─── Supplied material

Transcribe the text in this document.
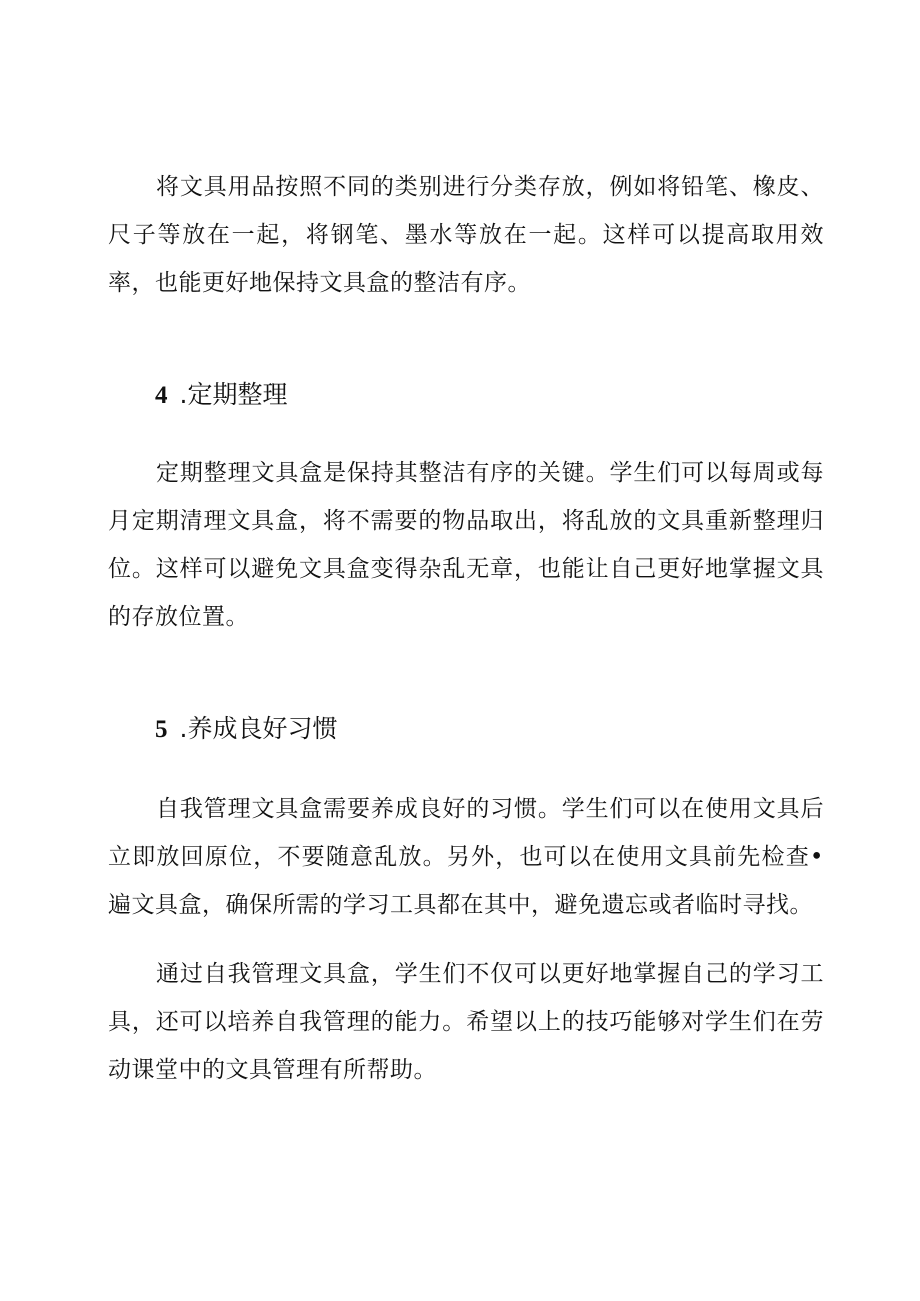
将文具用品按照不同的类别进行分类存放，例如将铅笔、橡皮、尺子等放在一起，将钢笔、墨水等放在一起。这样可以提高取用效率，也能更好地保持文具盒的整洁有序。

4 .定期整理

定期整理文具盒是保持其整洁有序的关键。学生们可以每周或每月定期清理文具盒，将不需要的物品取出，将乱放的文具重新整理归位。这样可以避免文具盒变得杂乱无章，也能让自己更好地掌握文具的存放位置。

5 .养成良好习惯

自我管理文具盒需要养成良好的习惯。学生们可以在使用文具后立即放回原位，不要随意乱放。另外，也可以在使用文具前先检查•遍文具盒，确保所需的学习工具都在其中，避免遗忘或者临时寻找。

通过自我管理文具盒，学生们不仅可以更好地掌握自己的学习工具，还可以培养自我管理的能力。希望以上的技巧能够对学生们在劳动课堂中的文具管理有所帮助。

──────
─── Supplied material

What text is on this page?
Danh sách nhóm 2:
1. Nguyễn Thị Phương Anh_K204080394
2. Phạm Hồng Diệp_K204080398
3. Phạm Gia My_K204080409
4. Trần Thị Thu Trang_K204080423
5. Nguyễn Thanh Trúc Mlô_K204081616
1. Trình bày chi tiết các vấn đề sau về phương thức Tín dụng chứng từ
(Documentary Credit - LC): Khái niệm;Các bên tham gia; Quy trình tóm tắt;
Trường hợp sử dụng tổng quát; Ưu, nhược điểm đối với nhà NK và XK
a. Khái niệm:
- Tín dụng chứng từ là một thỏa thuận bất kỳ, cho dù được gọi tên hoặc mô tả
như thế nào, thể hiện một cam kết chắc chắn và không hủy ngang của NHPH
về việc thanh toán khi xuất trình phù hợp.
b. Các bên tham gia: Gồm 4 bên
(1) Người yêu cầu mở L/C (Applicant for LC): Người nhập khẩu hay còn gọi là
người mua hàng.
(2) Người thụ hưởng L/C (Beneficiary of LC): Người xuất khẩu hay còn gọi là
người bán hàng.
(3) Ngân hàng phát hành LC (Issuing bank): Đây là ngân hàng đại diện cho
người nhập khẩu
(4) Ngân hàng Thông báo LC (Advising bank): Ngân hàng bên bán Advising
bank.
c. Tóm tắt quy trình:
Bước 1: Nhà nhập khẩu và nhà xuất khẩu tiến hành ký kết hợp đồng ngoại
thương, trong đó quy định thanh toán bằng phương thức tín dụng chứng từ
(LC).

──────

[Instruction] Show every line of the records above that contains the word "xuất".

[Correct output]
về việc thanh toán khi xuất trình phù hợp.
(2) Người thụ hưởng L/C (Beneficiary of LC): Người xuất khẩu hay còn gọi là
Bước 1: Nhà nhập khẩu và nhà xuất khẩu tiến hành ký kết hợp đồng ngoại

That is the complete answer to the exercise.